▶ **What is required**:
Repeat the listing that follows, character for character, minus the pictures.

[Rows from a dataset]
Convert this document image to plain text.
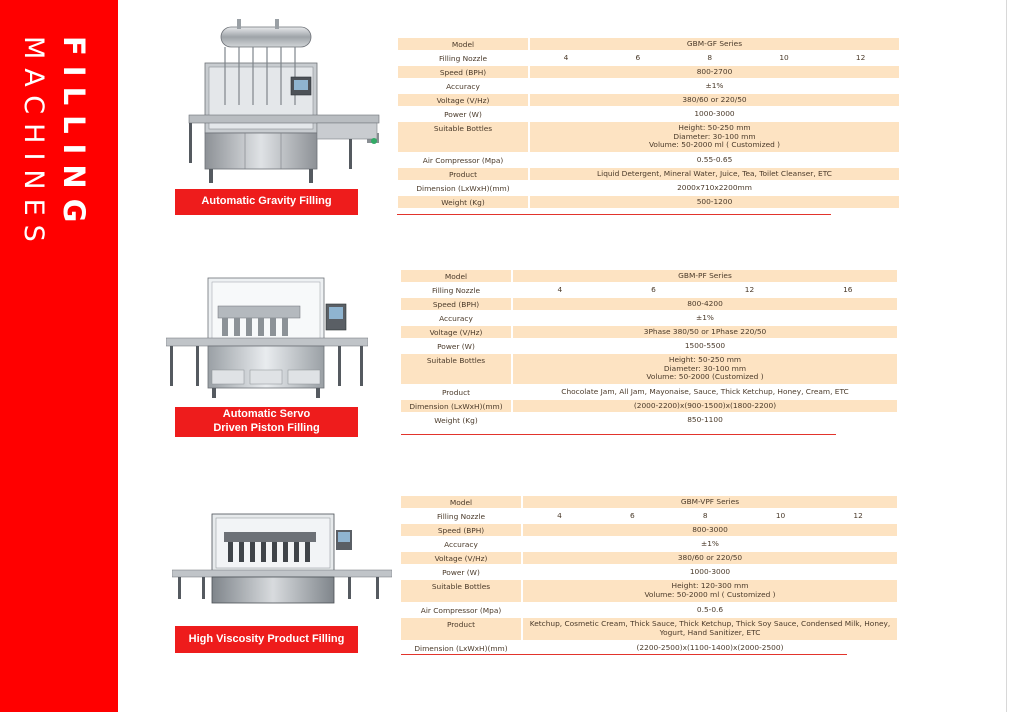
FILLING
MACHINES	Automatic Gravity Filling
Automatic Servo Driven Piston Filling
High Viscosity Product Filling
Model	GBM-GF Series
Filling Nozzle	4	6	8	10	12
Speed (BPH)	800-2700
Accuracy	±1%
Voltage (V/Hz)	380/60 or 220/50
Power (W)	1000-3000
Suitable Bottles	Height: 50-250 mm
Diameter: 30-100 mm
Volume: 50-2000 ml ( Customized )
Air Compressor (Mpa)	0.55-0.65
Product	Liquid Detergent, Mineral Water, Juice, Tea, Toilet Cleanser, ETC
Dimension (LxWxH)(mm)	2000x710x2200mm
Weight (Kg)	500-1200
Model	GBM-PF Series
Filling Nozzle	4	6	12	16
Speed (BPH)	800-4200
Accuracy	±1%
Voltage (V/Hz)	3Phase 380/50 or 1Phase 220/50
Power (W)	1500-5500
Suitable Bottles	Height: 50-250 mm
Diameter: 30-100 mm
Volume: 50-2000 (Customized )
Product	Chocolate Jam, All Jam, Mayonaise, Sauce, Thick Ketchup, Honey, Cream, ETC
Dimension (LxWxH)(mm)	(2000-2200)x(900-1500)x(1800-2200)
Weight (Kg)	850-1100
Model	GBM-VPF Series
Filling Nozzle	4	6	8	10	12
Speed (BPH)	800-3000
Accuracy	±1%
Voltage (V/Hz)	380/60 or 220/50
Power (W)	1000-3000
Suitable Bottles	Height: 120-300 mm
Volume: 50-2000 ml ( Customized )
Air Compressor (Mpa)	0.5-0.6
Product	Ketchup, Cosmetic Cream, Thick Sauce, Thick Ketchup, Thick Soy Sauce, Condensed Milk, Honey,
Yogurt, Hand Sanitizer, ETC
Dimension (LxWxH)(mm)	(2200-2500)x(1100-1400)x(2000-2500)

▶ **Written reply**:
Convert this document image to plain text.
FILLING
MACHINES	Automatic Gravity Filling
Automatic Servo Driven Piston Filling
High Viscosity Product Filling
Model	GBM-GF Series
Filling Nozzle	4	6	8	10	12
Speed (BPH)	800-2700
Accuracy	±1%
Voltage (V/Hz)	380/60 or 220/50
Power (W)	1000-3000
Suitable Bottles	Height: 50-250 mm
Diameter: 30-100 mm
Volume: 50-2000 ml ( Customized )
Air Compressor (Mpa)	0.55-0.65
Product	Liquid Detergent, Mineral Water, Juice, Tea, Toilet Cleanser, ETC
Dimension (LxWxH)(mm)	2000x710x2200mm
Weight (Kg)	500-1200
Model	GBM-PF Series
Filling Nozzle	4	6	12	16
Speed (BPH)	800-4200
Accuracy	±1%
Voltage (V/Hz)	3Phase 380/50 or 1Phase 220/50
Power (W)	1500-5500
Suitable Bottles	Height: 50-250 mm
Diameter: 30-100 mm
Volume: 50-2000 (Customized )
Product	Chocolate Jam, All Jam, Mayonaise, Sauce, Thick Ketchup, Honey, Cream, ETC
Dimension (LxWxH)(mm)	(2000-2200)x(900-1500)x(1800-2200)
Weight (Kg)	850-1100
Model	GBM-VPF Series
Filling Nozzle	4	6	8	10	12
Speed (BPH)	800-3000
Accuracy	±1%
Voltage (V/Hz)	380/60 or 220/50
Power (W)	1000-3000
Suitable Bottles	Height: 120-300 mm
Volume: 50-2000 ml ( Customized )
Air Compressor (Mpa)	0.5-0.6
Product	Ketchup, Cosmetic Cream, Thick Sauce, Thick Ketchup, Thick Soy Sauce, Condensed Milk, Honey,
Yogurt, Hand Sanitizer, ETC
Dimension (LxWxH)(mm)	(2200-2500)x(1100-1400)x(2000-2500)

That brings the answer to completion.